Stored items

- - - - -

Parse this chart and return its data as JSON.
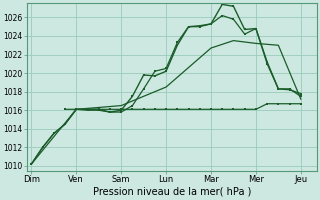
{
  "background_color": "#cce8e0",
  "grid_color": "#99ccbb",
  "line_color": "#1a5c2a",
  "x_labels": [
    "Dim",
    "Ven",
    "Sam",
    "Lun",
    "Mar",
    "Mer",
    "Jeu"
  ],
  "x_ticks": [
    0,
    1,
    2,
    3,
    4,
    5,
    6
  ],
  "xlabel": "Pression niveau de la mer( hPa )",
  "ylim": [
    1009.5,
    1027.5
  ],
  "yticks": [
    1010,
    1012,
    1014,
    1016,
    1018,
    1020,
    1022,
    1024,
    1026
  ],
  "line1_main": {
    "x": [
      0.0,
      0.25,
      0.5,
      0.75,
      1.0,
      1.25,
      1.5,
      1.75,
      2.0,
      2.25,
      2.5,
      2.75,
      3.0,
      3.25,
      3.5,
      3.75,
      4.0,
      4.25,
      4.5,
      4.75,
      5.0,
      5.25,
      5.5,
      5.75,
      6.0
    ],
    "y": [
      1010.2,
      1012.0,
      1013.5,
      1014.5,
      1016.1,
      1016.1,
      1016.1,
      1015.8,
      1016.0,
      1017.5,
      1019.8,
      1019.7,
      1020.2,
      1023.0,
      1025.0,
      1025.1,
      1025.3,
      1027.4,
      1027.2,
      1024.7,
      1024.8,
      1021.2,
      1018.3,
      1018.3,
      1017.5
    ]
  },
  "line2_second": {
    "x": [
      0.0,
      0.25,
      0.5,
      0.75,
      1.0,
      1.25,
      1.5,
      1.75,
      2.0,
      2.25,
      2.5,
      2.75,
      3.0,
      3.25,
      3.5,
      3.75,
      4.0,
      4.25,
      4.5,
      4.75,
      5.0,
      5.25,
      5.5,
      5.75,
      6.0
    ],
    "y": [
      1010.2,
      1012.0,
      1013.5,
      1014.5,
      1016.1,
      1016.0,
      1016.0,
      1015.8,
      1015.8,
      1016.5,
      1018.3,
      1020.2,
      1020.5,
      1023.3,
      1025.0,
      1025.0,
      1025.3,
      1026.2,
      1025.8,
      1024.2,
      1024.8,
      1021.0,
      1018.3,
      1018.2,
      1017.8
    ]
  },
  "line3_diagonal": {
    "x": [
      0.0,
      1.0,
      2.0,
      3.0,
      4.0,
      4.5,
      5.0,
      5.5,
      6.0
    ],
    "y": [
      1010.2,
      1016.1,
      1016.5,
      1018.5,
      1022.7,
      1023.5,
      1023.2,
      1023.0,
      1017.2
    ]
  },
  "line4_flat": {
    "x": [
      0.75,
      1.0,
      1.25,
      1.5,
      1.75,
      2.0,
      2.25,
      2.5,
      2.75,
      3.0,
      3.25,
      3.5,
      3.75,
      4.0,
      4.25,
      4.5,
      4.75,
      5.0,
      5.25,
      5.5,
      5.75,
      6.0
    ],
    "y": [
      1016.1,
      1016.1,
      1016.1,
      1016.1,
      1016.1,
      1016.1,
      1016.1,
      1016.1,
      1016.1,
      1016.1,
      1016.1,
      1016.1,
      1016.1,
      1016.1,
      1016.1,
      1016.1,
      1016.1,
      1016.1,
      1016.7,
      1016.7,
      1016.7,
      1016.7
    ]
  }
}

- - - - -

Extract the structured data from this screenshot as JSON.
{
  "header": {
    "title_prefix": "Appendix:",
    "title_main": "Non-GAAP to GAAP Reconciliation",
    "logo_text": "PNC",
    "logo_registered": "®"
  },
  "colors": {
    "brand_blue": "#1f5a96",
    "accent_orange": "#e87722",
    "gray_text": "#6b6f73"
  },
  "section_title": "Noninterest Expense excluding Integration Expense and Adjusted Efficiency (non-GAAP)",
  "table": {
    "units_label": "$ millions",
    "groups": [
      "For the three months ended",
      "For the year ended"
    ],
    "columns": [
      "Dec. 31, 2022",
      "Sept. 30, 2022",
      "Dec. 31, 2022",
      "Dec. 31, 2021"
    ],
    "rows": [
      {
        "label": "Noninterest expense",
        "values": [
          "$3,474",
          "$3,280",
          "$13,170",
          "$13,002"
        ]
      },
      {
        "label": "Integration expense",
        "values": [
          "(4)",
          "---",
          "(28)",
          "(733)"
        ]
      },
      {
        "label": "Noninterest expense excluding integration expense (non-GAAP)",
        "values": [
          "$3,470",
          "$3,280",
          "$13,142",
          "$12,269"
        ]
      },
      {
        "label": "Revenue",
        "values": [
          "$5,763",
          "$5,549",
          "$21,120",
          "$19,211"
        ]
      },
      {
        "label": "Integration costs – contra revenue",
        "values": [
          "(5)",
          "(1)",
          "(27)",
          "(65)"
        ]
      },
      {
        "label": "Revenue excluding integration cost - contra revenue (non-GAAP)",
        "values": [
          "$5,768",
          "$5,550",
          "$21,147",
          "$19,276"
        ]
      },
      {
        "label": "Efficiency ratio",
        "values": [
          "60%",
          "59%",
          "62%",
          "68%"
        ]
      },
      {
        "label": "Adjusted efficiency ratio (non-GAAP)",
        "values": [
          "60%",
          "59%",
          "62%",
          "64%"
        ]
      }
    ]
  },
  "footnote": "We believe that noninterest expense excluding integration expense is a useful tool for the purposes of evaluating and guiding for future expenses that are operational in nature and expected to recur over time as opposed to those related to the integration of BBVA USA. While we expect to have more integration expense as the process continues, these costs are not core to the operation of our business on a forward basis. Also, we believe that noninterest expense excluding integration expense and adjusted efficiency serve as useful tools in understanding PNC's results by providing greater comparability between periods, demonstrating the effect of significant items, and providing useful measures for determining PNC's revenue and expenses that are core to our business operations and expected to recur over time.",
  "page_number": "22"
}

- - - - -

Written request: Extract lines where the string "GAAP" occurs.

Problem solution:
    "title_main": "Non-GAAP to GAAP Reconciliation",
  "section_title": "Noninterest Expense excluding Integration Expense and Adjusted Efficiency (non-GAAP)",
        "label": "Noninterest expense excluding integration expense (non-GAAP)",
        "label": "Revenue excluding integration cost - contra revenue (non-GAAP)",
        "label": "Adjusted efficiency ratio (non-GAAP)",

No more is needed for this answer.